Brief
State the number of lines that contain the word "увеличивает", and add nothing else.

--- START OF Extracted data ---

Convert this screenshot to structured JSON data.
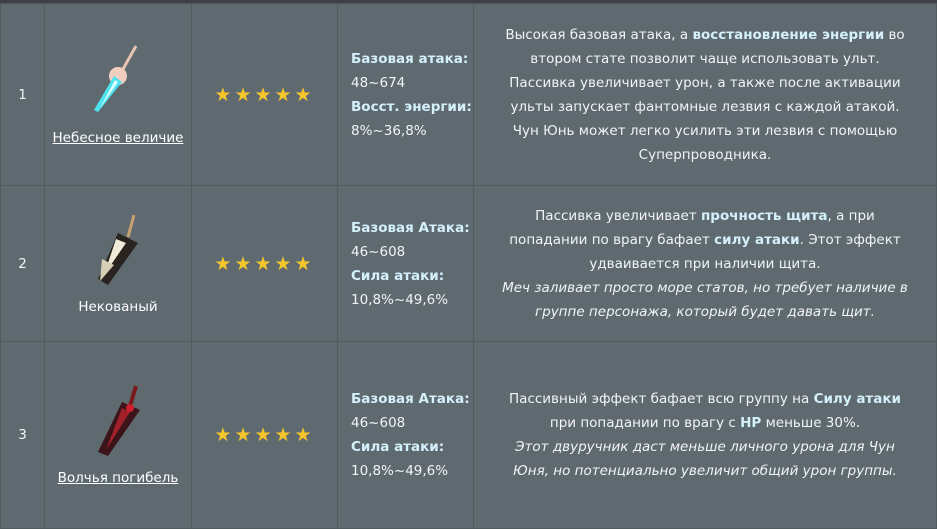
{
  "colors": {
    "background": "#5f6a70",
    "highlight": "#d4f0fb",
    "star": "#f5c62c"
  },
  "rows": [
    {
      "rank": "1",
      "name": "Небесное величие",
      "name_is_link": true,
      "icon": "sword-skyward-blade",
      "stars": 5,
      "stars_text": "★★★★★",
      "stat1_label": "Базовая атака:",
      "stat1_value": "48~674",
      "stat2_label": "Восст. энергии:",
      "stat2_value": "8%~36,8%",
      "desc_pre": "Высокая базовая атака, а ",
      "desc_bold1": "восстановление энергии",
      "desc_mid": " во втором стате позволит чаще использовать ульт. Пассивка увеличивает урон, а также после активации ульты запускает фантомные лезвия с каждой атакой. Чун Юнь может легко усилить эти лезвия с помощью Суперпроводника.",
      "desc_bold2": "",
      "desc_post": "",
      "desc_italic": ""
    },
    {
      "rank": "2",
      "name": "Некованый",
      "name_is_link": false,
      "icon": "claymore-unforged",
      "stars": 5,
      "stars_text": "★★★★★",
      "stat1_label": "Базовая Атака:",
      "stat1_value": "46~608",
      "stat2_label": "Сила атаки:",
      "stat2_value": "10,8%~49,6%",
      "desc_pre": "Пассивка увеличивает ",
      "desc_bold1": "прочность щита",
      "desc_mid": ", а при попадании по врагу бафает ",
      "desc_bold2": "силу атаки",
      "desc_post": ". Этот эффект удваивается при наличии щита.",
      "desc_italic": "Меч заливает просто море статов, но требует наличие в группе персонажа, который будет давать щит."
    },
    {
      "rank": "3",
      "name": "Волчья погибель",
      "name_is_link": true,
      "icon": "claymore-wolfs-gravestone",
      "stars": 5,
      "stars_text": "★★★★★",
      "stat1_label": "Базовая Атака:",
      "stat1_value": "46~608",
      "stat2_label": "Сила атаки:",
      "stat2_value": "10,8%~49,6%",
      "desc_pre": "Пассивный эффект бафает всю группу на ",
      "desc_bold1": "Силу атаки",
      "desc_mid": " при попадании по врагу с ",
      "desc_bold2": "HP",
      "desc_post": " меньше 30%.",
      "desc_italic": "Этот двуручник даст меньше личного урона для Чун Юня, но потенциально увеличит общий урон группы."
    }
  ]
}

--- END OF Extracted data ---

Answer to the problem
2